-- EXERCISE --
Search the material below for the string "MOTA" and list each line that holds it.

-- TASK DATA --
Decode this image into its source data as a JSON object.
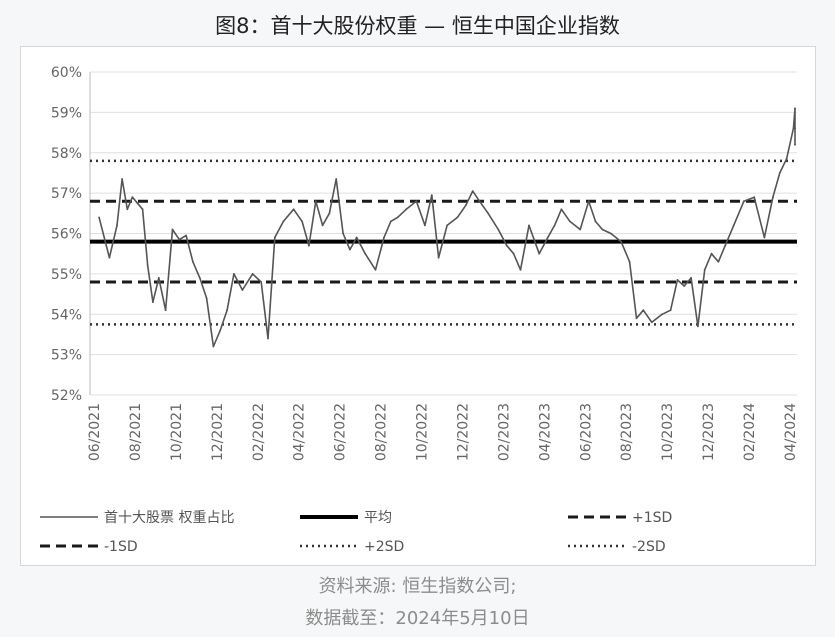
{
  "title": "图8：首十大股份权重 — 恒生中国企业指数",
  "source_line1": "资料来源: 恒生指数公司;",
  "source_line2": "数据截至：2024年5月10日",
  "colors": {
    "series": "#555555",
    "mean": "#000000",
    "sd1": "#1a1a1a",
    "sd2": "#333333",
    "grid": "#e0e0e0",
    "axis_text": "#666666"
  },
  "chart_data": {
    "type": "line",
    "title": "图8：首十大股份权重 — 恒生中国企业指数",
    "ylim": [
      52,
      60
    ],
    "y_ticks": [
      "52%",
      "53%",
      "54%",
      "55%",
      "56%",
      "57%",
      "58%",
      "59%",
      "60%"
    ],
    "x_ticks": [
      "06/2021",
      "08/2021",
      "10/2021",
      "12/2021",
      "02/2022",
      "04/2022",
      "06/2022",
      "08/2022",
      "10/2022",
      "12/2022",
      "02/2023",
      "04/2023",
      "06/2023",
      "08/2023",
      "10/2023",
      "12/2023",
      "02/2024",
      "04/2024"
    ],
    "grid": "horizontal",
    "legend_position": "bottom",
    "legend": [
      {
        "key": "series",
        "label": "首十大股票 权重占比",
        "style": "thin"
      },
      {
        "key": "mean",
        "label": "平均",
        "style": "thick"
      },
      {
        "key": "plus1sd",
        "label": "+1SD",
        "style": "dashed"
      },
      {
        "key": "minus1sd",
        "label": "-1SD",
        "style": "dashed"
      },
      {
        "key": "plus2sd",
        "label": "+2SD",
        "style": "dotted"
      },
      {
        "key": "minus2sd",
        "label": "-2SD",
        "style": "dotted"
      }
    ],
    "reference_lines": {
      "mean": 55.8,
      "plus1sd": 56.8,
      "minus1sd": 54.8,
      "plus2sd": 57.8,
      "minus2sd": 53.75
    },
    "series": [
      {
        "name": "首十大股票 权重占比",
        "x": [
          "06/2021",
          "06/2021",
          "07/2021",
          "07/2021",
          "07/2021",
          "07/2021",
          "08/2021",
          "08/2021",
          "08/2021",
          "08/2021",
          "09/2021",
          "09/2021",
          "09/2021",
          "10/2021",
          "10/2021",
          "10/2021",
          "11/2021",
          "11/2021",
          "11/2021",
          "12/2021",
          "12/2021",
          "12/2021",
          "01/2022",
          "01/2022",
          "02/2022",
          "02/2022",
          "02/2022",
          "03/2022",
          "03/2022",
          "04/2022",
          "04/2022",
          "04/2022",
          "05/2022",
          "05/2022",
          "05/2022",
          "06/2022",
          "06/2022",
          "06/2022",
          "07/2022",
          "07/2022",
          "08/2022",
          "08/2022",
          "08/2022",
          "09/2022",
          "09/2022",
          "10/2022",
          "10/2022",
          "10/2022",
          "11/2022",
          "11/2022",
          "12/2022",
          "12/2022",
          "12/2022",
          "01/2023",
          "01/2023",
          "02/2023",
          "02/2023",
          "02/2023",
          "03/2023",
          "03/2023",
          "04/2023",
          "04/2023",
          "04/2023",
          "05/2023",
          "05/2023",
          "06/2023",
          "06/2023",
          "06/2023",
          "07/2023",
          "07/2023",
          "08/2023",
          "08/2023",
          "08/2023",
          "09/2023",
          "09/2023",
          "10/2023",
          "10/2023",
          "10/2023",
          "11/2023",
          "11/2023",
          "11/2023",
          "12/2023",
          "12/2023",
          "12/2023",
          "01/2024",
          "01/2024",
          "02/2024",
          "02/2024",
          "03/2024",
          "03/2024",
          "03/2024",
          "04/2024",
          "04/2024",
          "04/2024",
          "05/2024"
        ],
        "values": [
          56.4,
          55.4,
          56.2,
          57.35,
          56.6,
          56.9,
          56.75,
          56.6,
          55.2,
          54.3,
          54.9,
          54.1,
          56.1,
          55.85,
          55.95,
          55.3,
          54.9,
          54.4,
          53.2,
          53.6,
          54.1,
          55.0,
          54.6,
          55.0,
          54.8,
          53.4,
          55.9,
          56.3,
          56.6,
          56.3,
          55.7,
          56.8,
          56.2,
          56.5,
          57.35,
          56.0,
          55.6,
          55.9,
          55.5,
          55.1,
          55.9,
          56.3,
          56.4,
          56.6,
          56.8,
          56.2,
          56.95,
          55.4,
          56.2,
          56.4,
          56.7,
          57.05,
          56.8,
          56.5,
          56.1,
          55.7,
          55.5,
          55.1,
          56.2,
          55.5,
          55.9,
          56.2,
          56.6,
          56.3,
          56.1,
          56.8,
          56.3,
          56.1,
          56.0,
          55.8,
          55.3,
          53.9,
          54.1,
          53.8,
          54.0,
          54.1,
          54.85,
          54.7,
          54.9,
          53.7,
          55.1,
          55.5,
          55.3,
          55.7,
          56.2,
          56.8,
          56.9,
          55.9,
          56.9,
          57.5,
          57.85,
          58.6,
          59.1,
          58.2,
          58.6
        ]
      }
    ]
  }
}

==

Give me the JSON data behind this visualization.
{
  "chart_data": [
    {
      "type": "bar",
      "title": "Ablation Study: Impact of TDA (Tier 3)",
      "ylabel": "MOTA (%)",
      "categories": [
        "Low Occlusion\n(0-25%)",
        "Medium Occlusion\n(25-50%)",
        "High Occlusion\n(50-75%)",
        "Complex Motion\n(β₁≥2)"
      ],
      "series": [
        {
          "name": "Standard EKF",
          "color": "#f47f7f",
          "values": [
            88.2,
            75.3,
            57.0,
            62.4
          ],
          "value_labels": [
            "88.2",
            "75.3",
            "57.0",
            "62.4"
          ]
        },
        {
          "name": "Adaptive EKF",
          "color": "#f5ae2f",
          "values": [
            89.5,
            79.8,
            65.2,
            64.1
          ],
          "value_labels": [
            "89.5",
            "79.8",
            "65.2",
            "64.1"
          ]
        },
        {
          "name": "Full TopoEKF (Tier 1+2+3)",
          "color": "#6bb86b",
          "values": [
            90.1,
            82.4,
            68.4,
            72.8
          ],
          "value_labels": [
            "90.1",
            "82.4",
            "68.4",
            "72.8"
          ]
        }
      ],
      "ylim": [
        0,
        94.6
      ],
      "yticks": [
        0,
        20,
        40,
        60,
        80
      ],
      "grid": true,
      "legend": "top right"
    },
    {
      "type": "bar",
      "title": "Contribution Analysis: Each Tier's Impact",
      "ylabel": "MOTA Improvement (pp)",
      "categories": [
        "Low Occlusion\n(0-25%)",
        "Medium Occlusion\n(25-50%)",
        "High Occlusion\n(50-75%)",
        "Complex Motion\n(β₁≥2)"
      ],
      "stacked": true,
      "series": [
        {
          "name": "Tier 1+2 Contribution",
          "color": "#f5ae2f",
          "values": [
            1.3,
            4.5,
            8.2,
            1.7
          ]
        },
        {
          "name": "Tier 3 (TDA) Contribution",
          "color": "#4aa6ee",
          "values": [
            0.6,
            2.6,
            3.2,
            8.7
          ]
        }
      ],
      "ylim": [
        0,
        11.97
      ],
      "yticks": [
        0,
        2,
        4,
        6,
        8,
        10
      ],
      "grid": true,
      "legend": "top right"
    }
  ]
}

-- TASK OUTPUT --
      "ylabel": "MOTA (%)",
      "ylabel": "MOTA Improvement (pp)",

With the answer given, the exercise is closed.